**Extracted data**
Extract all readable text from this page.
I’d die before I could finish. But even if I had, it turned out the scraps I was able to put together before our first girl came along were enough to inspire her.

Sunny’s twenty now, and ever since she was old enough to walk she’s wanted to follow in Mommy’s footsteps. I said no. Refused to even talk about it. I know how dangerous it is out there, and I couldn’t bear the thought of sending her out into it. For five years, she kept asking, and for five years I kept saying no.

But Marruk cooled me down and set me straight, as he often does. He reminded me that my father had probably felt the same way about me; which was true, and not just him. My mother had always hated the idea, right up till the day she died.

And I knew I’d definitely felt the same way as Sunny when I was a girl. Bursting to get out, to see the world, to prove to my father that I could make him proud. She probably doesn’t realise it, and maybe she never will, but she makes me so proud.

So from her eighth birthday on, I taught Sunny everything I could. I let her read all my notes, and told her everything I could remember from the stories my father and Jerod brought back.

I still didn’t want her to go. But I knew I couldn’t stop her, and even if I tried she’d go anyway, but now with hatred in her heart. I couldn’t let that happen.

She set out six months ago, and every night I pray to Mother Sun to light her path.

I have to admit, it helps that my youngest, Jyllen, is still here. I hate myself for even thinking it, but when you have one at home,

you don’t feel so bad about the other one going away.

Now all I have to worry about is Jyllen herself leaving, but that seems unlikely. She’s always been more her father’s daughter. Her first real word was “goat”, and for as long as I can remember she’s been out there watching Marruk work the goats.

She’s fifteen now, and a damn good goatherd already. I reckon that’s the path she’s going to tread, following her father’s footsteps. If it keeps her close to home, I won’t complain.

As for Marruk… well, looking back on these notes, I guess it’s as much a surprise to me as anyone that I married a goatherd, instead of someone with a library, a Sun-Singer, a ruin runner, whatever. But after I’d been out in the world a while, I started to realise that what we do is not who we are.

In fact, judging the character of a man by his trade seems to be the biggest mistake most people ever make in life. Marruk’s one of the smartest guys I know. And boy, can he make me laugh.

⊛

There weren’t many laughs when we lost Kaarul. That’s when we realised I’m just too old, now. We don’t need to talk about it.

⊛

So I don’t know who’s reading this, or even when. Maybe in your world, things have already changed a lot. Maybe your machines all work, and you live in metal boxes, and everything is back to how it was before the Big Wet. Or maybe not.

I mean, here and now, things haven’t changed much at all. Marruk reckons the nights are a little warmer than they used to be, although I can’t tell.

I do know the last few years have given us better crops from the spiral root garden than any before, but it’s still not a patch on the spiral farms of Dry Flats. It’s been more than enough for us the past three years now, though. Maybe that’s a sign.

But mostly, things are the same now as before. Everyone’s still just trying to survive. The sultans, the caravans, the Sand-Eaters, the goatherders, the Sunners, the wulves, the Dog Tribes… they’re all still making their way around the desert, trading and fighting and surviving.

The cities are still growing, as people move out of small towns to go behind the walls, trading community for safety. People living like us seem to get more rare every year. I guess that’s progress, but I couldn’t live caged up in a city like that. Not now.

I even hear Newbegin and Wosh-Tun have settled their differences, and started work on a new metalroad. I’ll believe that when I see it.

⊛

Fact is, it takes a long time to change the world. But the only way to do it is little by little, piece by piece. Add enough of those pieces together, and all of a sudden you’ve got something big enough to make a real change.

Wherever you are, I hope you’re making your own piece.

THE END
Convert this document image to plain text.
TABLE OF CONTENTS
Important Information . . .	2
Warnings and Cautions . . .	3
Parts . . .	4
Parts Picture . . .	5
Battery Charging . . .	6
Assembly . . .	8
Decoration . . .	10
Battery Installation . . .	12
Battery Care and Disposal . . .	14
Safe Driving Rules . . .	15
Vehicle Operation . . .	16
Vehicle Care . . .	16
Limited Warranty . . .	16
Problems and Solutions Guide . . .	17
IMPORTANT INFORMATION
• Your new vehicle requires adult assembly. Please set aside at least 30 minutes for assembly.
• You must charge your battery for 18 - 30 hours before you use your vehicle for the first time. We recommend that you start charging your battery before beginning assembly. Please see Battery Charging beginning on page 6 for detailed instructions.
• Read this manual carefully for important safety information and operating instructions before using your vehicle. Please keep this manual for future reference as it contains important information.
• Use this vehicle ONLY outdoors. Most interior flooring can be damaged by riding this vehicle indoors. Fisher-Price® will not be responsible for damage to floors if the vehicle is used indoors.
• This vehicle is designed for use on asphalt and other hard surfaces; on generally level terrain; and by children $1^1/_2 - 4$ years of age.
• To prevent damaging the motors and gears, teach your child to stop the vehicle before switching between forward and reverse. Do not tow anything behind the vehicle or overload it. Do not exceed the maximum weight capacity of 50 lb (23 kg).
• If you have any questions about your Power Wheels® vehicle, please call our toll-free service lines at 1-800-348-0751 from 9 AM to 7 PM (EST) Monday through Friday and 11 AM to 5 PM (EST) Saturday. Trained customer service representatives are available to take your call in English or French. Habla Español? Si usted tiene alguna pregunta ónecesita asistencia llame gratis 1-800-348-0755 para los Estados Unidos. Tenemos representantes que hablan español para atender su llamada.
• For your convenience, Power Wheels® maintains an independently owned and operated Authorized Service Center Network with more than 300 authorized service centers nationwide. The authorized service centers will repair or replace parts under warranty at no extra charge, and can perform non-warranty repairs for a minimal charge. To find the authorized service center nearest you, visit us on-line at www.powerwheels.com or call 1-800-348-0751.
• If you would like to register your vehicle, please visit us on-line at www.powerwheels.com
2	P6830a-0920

**Problem details**
What is the number of lines in the records that contain "things"? Give that number only.

**Answer below**
3